### Your instructions
Retype the records below exactly as they appear, but leave out any pictures.

### Saved entries
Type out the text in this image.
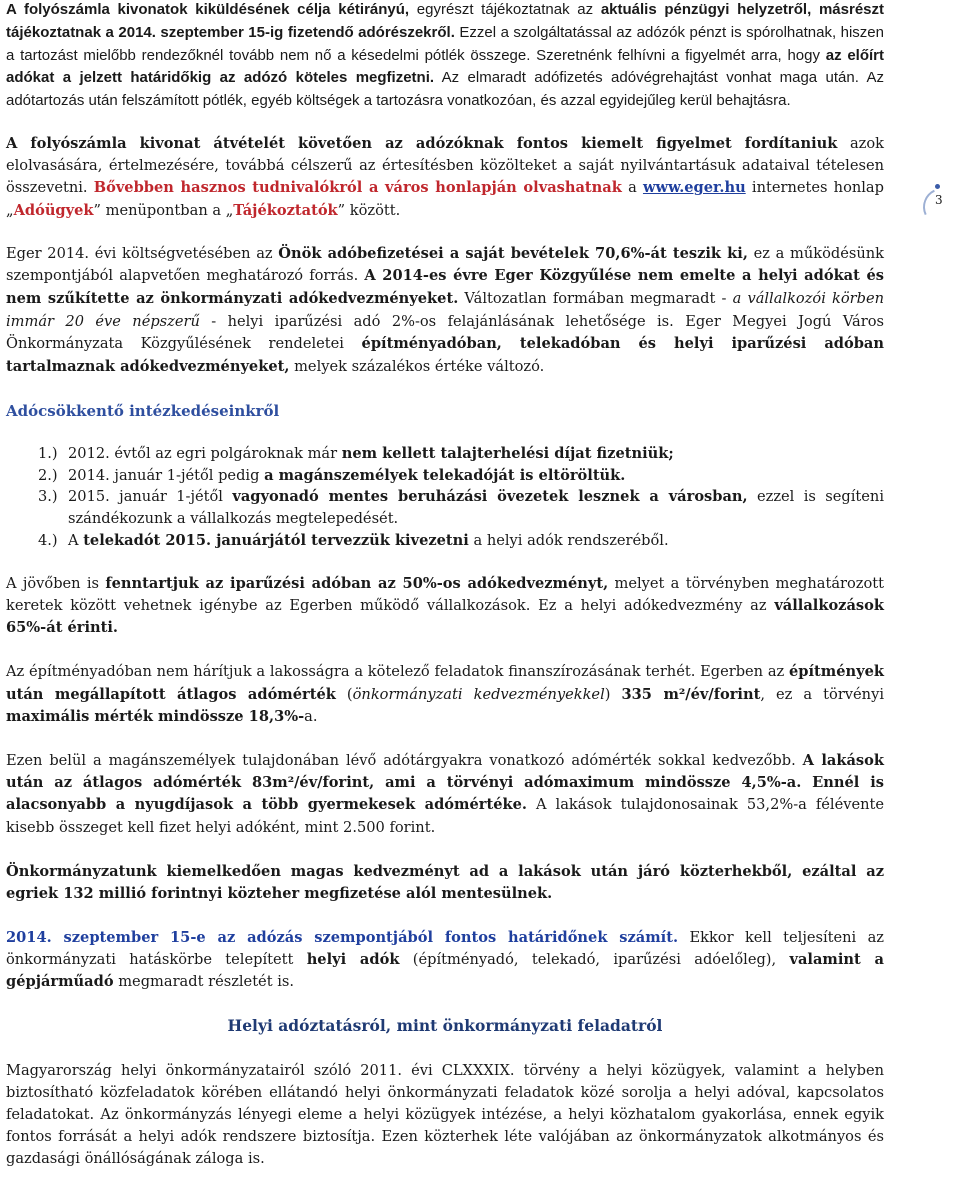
A folyószámla kivonatok kiküldésének célja kétirányú, egyrészt tájékoztatnak az aktuális pénzügyi helyzetről, másrészt tájékoztatnak a 2014. szeptember 15-ig fizetendő adórészekről. Ezzel a szolgáltatással az adózók pénzt is spórolhatnak, hiszen a tartozást mielőbb rendezőknél tovább nem nő a késedelmi pótlék összege. Szeretnénk felhívni a figyelmét arra, hogy az előírt adókat a jelzett határidőkig az adózó köteles megfizetni. Az elmaradt adófizetés adóvégrehajtást vonhat maga után. Az adótartozás után felszámított pótlék, egyéb költségek a tartozásra vonatkozóan, és azzal egyidejűleg kerül behajtásra.

A folyószámla kivonat átvételét követően az adózóknak fontos kiemelt figyelmet fordítaniuk azok elolvasására, értelmezésére, továbbá célszerű az értesítésben közölteket a saját nyilvántartásuk adataival tételesen összevetni. Bővebben hasznos tudnivalókról a város honlapján olvashatnak a www.eger.hu internetes honlap „Adóügyek” menüpontban a „Tájékoztatók” között.

Eger 2014. évi költségvetésében az Önök adóbefizetései a saját bevételek 70,6%-át teszik ki, ez a működésünk szempontjából alapvetően meghatározó forrás. A 2014-es évre Eger Közgyűlése nem emelte a helyi adókat és nem szűkítette az önkormányzati adókedvezményeket. Változatlan formában megmaradt - a vállalkozói körben immár 20 éve népszerű - helyi iparűzési adó 2%-os felajánlásának lehetősége is. Eger Megyei Jogú Város Önkormányzata Közgyűlésének rendeletei építményadóban, telekadóban és helyi iparűzési adóban tartalmaznak adókedvezményeket, melyek százalékos értéke változó.

Adócsökkentő intézkedéseinkről

1.) 2012. évtől az egri polgároknak már nem kellett talajterhelési díjat fizetniük;
2.) 2014. január 1-jétől pedig a magánszemélyek telekadóját is eltöröltük.
3.) 2015. január 1-jétől vagyonadó mentes beruházási övezetek lesznek a városban, ezzel is segíteni szándékozunk a vállalkozás megtelepedését.
4.) A telekadót 2015. januárjától tervezzük kivezetni a helyi adók rendszeréből.

A jövőben is fenntartjuk az iparűzési adóban az 50%-os adókedvezményt, melyet a törvényben meghatározott keretek között vehetnek igénybe az Egerben működő vállalkozások. Ez a helyi adókedvezmény az vállalkozások 65%-át érinti.

Az építményadóban nem hárítjuk a lakosságra a kötelező feladatok finanszírozásának terhét. Egerben az építmények után megállapított átlagos adómérték (önkormányzati kedvezményekkel) 335 m²/év/forint, ez a törvényi maximális mérték mindössze 18,3%-a.

Ezen belül a magánszemélyek tulajdonában lévő adótárgyakra vonatkozó adómérték sokkal kedvezőbb. A lakások után az átlagos adómérték 83m²/év/forint, ami a törvényi adómaximum mindössze 4,5%-a. Ennél is alacsonyabb a nyugdíjasok a több gyermekesek adómértéke. A lakások tulajdonosainak 53,2%-a félévente kisebb összeget kell fizet helyi adóként, mint 2.500 forint.

Önkormányzatunk kiemelkedően magas kedvezményt ad a lakások után járó közterhekből, ezáltal az egriek 132 millió forintnyi közteher megfizetése alól mentesülnek.

2014. szeptember 15-e az adózás szempontjából fontos határidőnek számít. Ekkor kell teljesíteni az önkormányzati hatáskörbe telepített helyi adók (építményadó, telekadó, iparűzési adóelőleg), valamint a gépjárműadó megmaradt részletét is.

Helyi adóztatásról, mint önkormányzati feladatról

Magyarország helyi önkormányzatairól szóló 2011. évi CLXXXIX. törvény a helyi közügyek, valamint a helyben biztosítható közfeladatok körében ellátandó helyi önkormányzati feladatok közé sorolja a helyi adóval, kapcsolatos feladatokat. Az önkormányzás lényegi eleme a helyi közügyek intézése, a helyi közhatalom gyakorlása, ennek egyik fontos forrását a helyi adók rendszere biztosítja. Ezen közterhek léte valójában az önkormányzatok alkotmányos és gazdasági önállóságának záloga is.

3
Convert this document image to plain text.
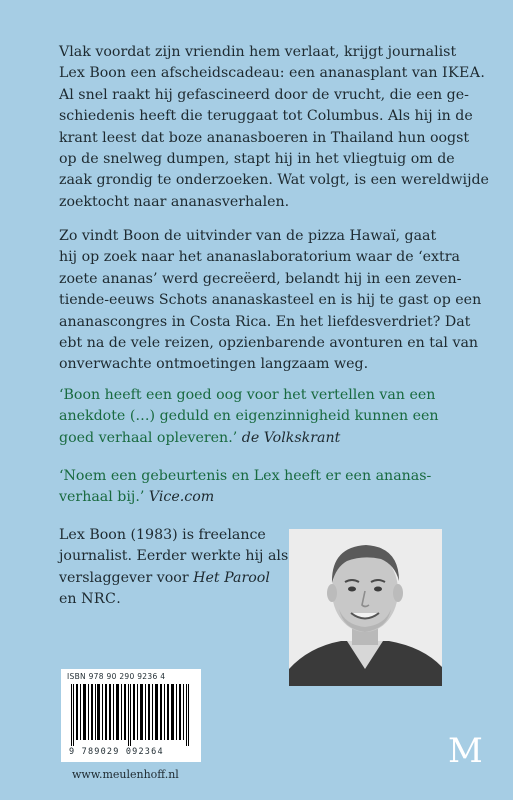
Vlak voordat zijn vriendin hem verlaat, krijgt journalist
Lex Boon een afscheidscadeau: een ananasplant van IKEA.
Al snel raakt hij gefascineerd door de vrucht, die een ge-
schiedenis heeft die teruggaat tot Columbus. Als hij in de
krant leest dat boze ananasboeren in Thailand hun oogst
op de snelweg dumpen, stapt hij in het vliegtuig om de
zaak grondig te onderzoeken. Wat volgt, is een wereldwijde
zoektocht naar ananasverhalen.

Zo vindt Boon de uitvinder van de pizza Hawaï, gaat
hij op zoek naar het ananaslaboratorium waar de ‘extra
zoete ananas’ werd gecreëerd, belandt hij in een zeven-
tiende-eeuws Schots ananaskasteel en is hij te gast op een
ananascongres in Costa Rica. En het liefdesverdriet? Dat
ebt na de vele reizen, opzienbarende avonturen en tal van
onverwachte ontmoetingen langzaam weg.

‘Boon heeft een goed oog voor het vertellen van een
anekdote (…) geduld en eigenzinnigheid kunnen een
goed verhaal opleveren.’ de Volkskrant

‘Noem een gebeurtenis en Lex heeft er een ananas-
verhaal bij.’ Vice.com

Lex Boon (1983) is freelance
journalist. Eerder werkte hij als
verslaggever voor Het Parool
en NRC.

ISBN 978 90 290 9236 4
9 789029 092364
www.meulenhoff.nl
M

### Result of this task
Type out the text in this image.
A folyószámla kivonatok kiküldésének célja kétirányú, egyrészt tájékoztatnak az aktuális pénzügyi helyzetről, másrészt tájékoztatnak a 2014. szeptember 15-ig fizetendő adórészekről. Ezzel a szolgáltatással az adózók pénzt is spórolhatnak, hiszen a tartozást mielőbb rendezőknél tovább nem nő a késedelmi pótlék összege. Szeretnénk felhívni a figyelmét arra, hogy az előírt adókat a jelzett határidőkig az adózó köteles megfizetni. Az elmaradt adófizetés adóvégrehajtást vonhat maga után. Az adótartozás után felszámított pótlék, egyéb költségek a tartozásra vonatkozóan, és azzal egyidejűleg kerül behajtásra.

A folyószámla kivonat átvételét követően az adózóknak fontos kiemelt figyelmet fordítaniuk azok elolvasására, értelmezésére, továbbá célszerű az értesítésben közölteket a saját nyilvántartásuk adataival tételesen összevetni. Bővebben hasznos tudnivalókról a város honlapján olvashatnak a www.eger.hu internetes honlap „Adóügyek” menüpontban a „Tájékoztatók” között.

Eger 2014. évi költségvetésében az Önök adóbefizetései a saját bevételek 70,6%-át teszik ki, ez a működésünk szempontjából alapvetően meghatározó forrás. A 2014-es évre Eger Közgyűlése nem emelte a helyi adókat és nem szűkítette az önkormányzati adókedvezményeket. Változatlan formában megmaradt - a vállalkozói körben immár 20 éve népszerű - helyi iparűzési adó 2%-os felajánlásának lehetősége is. Eger Megyei Jogú Város Önkormányzata Közgyűlésének rendeletei építményadóban, telekadóban és helyi iparűzési adóban tartalmaznak adókedvezményeket, melyek százalékos értéke változó.

Adócsökkentő intézkedéseinkről

1.) 2012. évtől az egri polgároknak már nem kellett talajterhelési díjat fizetniük;
2.) 2014. január 1-jétől pedig a magánszemélyek telekadóját is eltöröltük.
3.) 2015. január 1-jétől vagyonadó mentes beruházási övezetek lesznek a városban, ezzel is segíteni szándékozunk a vállalkozás megtelepedését.
4.) A telekadót 2015. januárjától tervezzük kivezetni a helyi adók rendszeréből.

A jövőben is fenntartjuk az iparűzési adóban az 50%-os adókedvezményt, melyet a törvényben meghatározott keretek között vehetnek igénybe az Egerben működő vállalkozások. Ez a helyi adókedvezmény az vállalkozások 65%-át érinti.

Az építményadóban nem hárítjuk a lakosságra a kötelező feladatok finanszírozásának terhét. Egerben az építmények után megállapított átlagos adómérték (önkormányzati kedvezményekkel) 335 m²/év/forint, ez a törvényi maximális mérték mindössze 18,3%-a.

Ezen belül a magánszemélyek tulajdonában lévő adótárgyakra vonatkozó adómérték sokkal kedvezőbb. A lakások után az átlagos adómérték 83m²/év/forint, ami a törvényi adómaximum mindössze 4,5%-a. Ennél is alacsonyabb a nyugdíjasok a több gyermekesek adómértéke. A lakások tulajdonosainak 53,2%-a félévente kisebb összeget kell fizet helyi adóként, mint 2.500 forint.

Önkormányzatunk kiemelkedően magas kedvezményt ad a lakások után járó közterhekből, ezáltal az egriek 132 millió forintnyi közteher megfizetése alól mentesülnek.

2014. szeptember 15-e az adózás szempontjából fontos határidőnek számít. Ekkor kell teljesíteni az önkormányzati hatáskörbe telepített helyi adók (építményadó, telekadó, iparűzési adóelőleg), valamint a gépjárműadó megmaradt részletét is.

Helyi adóztatásról, mint önkormányzati feladatról

Magyarország helyi önkormányzatairól szóló 2011. évi CLXXXIX. törvény a helyi közügyek, valamint a helyben biztosítható közfeladatok körében ellátandó helyi önkormányzati feladatok közé sorolja a helyi adóval, kapcsolatos feladatokat. Az önkormányzás lényegi eleme a helyi közügyek intézése, a helyi közhatalom gyakorlása, ennek egyik fontos forrását a helyi adók rendszere biztosítja. Ezen közterhek léte valójában az önkormányzatok alkotmányos és gazdasági önállóságának záloga is.

3
Convert this document image to plain text.
Vlak voordat zijn vriendin hem verlaat, krijgt journalist
Lex Boon een afscheidscadeau: een ananasplant van IKEA.
Al snel raakt hij gefascineerd door de vrucht, die een ge-
schiedenis heeft die teruggaat tot Columbus. Als hij in de
krant leest dat boze ananasboeren in Thailand hun oogst
op de snelweg dumpen, stapt hij in het vliegtuig om de
zaak grondig te onderzoeken. Wat volgt, is een wereldwijde
zoektocht naar ananasverhalen.

Zo vindt Boon de uitvinder van de pizza Hawaï, gaat
hij op zoek naar het ananaslaboratorium waar de ‘extra
zoete ananas’ werd gecreëerd, belandt hij in een zeven-
tiende-eeuws Schots ananaskasteel en is hij te gast op een
ananascongres in Costa Rica. En het liefdesverdriet? Dat
ebt na de vele reizen, opzienbarende avonturen en tal van
onverwachte ontmoetingen langzaam weg.

‘Boon heeft een goed oog voor het vertellen van een
anekdote (…) geduld en eigenzinnigheid kunnen een
goed verhaal opleveren.’ de Volkskrant

‘Noem een gebeurtenis en Lex heeft er een ananas-
verhaal bij.’ Vice.com

Lex Boon (1983) is freelance
journalist. Eerder werkte hij als
verslaggever voor Het Parool
en NRC.

ISBN 978 90 290 9236 4
9 789029 092364
www.meulenhoff.nl
M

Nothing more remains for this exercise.